▶ [THE PROBLEM] Lines containing the word "Большекрепинская" are the ones to copy from the records below.
-- -- --
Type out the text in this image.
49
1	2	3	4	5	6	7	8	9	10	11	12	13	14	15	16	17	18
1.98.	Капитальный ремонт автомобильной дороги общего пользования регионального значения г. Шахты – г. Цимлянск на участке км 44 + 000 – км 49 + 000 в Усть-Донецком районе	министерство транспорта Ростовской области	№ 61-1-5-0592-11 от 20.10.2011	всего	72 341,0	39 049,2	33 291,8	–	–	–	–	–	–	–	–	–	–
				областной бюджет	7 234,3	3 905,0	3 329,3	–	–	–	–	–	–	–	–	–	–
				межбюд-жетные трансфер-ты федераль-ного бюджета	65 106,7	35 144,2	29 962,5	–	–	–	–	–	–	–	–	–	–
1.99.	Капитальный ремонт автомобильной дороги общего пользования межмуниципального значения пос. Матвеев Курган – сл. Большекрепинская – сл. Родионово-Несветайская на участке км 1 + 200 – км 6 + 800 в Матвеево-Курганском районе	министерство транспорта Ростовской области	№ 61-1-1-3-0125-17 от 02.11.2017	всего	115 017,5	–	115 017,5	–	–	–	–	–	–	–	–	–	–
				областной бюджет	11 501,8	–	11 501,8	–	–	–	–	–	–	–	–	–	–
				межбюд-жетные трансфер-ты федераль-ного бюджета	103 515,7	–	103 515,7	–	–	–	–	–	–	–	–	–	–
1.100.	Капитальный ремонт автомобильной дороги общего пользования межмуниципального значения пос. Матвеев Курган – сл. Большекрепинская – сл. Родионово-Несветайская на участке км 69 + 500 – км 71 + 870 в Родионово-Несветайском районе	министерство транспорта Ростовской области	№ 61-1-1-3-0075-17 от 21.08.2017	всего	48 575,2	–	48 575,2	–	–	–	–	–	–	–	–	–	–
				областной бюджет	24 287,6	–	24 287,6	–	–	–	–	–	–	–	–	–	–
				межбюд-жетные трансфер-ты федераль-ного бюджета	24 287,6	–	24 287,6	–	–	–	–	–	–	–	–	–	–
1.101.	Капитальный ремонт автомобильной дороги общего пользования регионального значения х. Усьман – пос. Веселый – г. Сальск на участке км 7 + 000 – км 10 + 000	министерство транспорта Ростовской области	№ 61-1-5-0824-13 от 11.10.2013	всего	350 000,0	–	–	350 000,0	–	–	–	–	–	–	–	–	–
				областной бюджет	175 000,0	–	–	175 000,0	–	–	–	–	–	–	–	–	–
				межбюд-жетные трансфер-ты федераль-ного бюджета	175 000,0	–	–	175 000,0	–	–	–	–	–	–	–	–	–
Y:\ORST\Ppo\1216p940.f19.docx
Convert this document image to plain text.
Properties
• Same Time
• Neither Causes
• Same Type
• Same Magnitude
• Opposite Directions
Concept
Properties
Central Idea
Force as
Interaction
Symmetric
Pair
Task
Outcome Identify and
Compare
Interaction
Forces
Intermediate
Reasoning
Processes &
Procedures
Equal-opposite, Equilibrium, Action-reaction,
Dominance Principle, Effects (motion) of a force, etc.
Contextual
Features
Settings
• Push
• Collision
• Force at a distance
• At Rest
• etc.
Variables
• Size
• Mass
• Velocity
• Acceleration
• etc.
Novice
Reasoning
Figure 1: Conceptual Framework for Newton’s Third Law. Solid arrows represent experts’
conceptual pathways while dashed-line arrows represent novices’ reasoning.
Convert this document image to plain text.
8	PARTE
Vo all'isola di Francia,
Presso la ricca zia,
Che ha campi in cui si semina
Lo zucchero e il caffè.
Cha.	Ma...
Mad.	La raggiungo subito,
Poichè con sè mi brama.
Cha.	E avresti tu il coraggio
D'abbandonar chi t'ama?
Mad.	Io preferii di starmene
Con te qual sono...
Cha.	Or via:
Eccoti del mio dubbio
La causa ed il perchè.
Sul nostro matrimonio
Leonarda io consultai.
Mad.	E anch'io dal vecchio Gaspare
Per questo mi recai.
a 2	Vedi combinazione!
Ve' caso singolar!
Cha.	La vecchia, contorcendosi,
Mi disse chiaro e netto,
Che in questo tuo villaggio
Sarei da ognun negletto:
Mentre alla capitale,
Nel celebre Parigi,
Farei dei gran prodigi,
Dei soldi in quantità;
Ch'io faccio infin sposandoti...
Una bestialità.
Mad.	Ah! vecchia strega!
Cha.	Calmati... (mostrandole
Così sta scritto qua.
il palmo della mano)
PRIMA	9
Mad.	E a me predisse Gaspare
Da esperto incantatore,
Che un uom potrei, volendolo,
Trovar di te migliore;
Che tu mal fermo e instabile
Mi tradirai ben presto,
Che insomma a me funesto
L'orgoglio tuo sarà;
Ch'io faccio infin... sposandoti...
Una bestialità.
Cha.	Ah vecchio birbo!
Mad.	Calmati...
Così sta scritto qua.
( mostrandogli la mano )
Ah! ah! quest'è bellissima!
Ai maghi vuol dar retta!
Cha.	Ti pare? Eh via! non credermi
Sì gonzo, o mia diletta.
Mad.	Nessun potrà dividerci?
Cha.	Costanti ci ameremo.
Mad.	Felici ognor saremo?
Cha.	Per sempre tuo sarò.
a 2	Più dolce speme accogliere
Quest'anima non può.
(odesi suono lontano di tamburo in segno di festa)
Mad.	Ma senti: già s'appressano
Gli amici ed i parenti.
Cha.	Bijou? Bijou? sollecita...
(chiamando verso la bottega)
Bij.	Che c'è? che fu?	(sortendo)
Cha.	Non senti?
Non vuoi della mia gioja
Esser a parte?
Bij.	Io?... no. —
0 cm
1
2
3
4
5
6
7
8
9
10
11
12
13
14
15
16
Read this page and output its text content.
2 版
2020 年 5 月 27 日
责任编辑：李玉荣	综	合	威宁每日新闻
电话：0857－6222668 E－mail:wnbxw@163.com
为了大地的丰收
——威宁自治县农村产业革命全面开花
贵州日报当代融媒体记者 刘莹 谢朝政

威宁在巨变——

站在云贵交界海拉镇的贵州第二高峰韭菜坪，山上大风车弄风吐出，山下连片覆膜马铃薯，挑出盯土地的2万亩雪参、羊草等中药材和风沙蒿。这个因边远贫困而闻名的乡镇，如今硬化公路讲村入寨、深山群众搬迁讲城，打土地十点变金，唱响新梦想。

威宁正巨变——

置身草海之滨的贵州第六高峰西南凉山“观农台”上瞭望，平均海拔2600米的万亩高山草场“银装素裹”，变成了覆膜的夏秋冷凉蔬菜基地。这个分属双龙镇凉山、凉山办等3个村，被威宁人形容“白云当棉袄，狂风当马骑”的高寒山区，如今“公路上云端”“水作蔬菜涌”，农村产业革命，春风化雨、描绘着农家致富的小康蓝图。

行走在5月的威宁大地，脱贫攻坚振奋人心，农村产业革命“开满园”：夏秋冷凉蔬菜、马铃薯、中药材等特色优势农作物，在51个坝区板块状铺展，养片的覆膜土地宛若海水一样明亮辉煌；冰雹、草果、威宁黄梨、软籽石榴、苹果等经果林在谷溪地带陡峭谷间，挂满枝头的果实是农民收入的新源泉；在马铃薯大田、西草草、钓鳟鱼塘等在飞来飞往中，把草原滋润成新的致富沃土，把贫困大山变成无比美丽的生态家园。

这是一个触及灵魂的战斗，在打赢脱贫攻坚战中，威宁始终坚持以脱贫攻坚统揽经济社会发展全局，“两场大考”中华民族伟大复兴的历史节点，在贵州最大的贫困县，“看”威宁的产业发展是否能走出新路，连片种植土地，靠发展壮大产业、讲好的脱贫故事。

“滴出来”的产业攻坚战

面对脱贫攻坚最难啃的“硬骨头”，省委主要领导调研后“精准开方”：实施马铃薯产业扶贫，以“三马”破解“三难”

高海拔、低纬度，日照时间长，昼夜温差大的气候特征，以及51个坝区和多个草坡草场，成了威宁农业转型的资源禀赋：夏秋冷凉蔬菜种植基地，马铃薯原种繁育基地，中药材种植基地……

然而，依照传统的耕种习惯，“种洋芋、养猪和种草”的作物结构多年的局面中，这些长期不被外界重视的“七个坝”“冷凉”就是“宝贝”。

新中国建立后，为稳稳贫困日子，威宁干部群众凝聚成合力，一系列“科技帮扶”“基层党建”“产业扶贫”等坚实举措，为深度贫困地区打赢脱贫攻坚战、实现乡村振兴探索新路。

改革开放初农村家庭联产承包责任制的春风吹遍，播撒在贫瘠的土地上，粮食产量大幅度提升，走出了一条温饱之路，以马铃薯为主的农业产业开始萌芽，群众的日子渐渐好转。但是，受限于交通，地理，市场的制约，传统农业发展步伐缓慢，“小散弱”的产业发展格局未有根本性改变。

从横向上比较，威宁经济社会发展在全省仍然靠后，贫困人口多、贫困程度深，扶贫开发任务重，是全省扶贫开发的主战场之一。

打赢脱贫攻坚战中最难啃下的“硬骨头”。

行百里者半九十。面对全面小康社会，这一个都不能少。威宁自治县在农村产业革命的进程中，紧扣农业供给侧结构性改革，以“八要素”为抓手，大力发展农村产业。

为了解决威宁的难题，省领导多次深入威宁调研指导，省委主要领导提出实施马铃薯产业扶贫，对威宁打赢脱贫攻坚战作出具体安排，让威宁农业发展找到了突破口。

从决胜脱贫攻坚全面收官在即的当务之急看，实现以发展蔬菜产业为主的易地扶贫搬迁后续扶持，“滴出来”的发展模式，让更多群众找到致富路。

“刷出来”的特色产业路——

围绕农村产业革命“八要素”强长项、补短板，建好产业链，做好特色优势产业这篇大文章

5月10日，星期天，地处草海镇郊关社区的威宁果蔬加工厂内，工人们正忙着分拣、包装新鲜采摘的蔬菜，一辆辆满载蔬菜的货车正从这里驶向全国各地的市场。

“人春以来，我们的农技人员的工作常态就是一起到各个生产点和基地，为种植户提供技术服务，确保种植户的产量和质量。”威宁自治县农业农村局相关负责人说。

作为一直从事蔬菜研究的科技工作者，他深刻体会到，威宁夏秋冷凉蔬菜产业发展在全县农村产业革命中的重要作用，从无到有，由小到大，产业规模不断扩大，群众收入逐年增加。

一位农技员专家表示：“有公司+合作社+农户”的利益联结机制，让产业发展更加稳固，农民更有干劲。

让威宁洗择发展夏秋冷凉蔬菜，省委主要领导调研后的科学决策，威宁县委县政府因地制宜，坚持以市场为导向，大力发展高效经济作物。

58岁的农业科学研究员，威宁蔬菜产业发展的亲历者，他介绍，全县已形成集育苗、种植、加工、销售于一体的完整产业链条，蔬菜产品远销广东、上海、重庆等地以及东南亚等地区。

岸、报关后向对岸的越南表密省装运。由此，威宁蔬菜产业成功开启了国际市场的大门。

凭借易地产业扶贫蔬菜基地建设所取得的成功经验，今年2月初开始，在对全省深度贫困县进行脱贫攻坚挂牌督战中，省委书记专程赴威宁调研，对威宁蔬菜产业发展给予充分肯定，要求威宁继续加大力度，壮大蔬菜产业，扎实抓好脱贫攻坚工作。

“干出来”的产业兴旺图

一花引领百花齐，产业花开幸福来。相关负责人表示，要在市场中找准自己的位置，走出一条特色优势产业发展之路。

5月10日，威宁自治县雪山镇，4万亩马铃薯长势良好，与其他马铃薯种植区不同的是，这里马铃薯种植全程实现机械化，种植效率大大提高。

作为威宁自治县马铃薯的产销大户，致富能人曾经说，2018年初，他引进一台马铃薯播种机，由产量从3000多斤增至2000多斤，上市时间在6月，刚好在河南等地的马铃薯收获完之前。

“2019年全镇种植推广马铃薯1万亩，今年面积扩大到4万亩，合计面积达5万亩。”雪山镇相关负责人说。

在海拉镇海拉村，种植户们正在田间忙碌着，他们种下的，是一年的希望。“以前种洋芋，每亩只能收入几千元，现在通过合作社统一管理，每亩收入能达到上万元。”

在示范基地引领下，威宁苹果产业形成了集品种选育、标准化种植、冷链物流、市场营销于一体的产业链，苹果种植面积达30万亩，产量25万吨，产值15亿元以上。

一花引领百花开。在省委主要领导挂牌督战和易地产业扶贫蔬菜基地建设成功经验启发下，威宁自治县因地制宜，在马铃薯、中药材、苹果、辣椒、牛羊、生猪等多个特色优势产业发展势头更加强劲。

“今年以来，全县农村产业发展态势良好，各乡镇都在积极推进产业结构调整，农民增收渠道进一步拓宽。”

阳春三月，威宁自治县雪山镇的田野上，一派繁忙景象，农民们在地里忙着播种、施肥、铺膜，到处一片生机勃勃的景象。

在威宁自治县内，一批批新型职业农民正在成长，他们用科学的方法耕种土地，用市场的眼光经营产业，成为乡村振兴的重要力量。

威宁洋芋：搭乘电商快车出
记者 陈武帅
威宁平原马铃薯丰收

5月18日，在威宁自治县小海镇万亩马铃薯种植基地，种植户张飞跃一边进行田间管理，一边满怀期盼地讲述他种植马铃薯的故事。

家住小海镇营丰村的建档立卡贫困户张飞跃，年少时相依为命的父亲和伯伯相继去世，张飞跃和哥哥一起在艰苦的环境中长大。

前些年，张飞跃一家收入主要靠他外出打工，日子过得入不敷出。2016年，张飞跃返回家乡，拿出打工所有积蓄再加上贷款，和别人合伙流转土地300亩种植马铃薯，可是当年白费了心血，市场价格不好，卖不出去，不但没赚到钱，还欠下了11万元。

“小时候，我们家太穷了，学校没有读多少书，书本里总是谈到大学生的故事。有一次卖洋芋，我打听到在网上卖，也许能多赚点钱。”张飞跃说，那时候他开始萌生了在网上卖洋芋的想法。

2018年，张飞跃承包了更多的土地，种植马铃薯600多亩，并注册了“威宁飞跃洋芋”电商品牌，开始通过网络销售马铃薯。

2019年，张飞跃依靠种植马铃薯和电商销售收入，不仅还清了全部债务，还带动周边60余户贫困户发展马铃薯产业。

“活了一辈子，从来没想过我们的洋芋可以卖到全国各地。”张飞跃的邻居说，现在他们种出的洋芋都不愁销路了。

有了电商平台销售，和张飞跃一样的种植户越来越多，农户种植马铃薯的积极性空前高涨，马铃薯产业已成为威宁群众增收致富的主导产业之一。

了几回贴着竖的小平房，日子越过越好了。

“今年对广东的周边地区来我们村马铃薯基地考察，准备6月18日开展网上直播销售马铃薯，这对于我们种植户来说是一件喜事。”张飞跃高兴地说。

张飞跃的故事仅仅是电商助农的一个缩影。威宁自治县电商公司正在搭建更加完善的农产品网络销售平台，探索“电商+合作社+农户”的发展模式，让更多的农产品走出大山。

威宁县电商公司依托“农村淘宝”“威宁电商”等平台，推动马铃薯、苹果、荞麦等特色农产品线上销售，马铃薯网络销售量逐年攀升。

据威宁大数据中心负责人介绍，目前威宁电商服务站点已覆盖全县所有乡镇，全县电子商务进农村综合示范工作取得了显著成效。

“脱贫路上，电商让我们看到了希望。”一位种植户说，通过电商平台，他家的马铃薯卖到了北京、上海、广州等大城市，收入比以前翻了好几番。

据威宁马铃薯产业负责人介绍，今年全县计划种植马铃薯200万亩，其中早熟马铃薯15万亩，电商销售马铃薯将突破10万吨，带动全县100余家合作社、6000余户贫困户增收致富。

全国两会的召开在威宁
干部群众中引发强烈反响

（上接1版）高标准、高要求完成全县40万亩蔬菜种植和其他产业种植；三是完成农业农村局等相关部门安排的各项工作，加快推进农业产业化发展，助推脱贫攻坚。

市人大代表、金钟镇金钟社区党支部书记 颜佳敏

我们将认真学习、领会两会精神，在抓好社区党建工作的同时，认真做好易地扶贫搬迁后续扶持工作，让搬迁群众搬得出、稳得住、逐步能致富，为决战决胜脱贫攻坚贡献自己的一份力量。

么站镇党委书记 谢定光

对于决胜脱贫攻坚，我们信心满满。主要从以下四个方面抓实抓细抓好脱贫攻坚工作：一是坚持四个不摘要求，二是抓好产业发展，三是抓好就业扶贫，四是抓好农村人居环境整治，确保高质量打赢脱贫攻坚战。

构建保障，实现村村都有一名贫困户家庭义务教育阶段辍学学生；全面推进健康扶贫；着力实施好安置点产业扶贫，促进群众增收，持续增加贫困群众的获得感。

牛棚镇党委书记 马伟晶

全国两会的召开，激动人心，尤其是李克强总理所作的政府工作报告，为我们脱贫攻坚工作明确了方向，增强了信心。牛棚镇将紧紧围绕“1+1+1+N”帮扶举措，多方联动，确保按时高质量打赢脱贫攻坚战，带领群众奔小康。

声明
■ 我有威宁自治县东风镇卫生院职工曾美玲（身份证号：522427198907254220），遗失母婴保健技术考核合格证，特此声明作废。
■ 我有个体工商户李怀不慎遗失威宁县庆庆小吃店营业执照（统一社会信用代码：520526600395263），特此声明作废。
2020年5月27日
-- -- --
▶ [EXERCISE OUTPUT]
1.99.	Капитальный ремонт автомобильной дороги общего пользования межмуниципального значения пос. Матвеев Курган – сл. Большекрепинская – сл. Родионово-Несветайская на участке км 1 + 200 – км 6 + 800 в Матвеево-Курганском районе	министерство транспорта Ростовской области	№ 61-1-1-3-0125-17 от 02.11.2017	всего	115 017,5	–	115 017,5	–	–	–	–	–	–	–	–	–	–
1.100.	Капитальный ремонт автомобильной дороги общего пользования межмуниципального значения пос. Матвеев Курган – сл. Большекрепинская – сл. Родионово-Несветайская на участке км 69 + 500 – км 71 + 870 в Родионово-Несветайском районе	министерство транспорта Ростовской области	№ 61-1-1-3-0075-17 от 21.08.2017	всего	48 575,2	–	48 575,2	–	–	–	–	–	–	–	–	–	–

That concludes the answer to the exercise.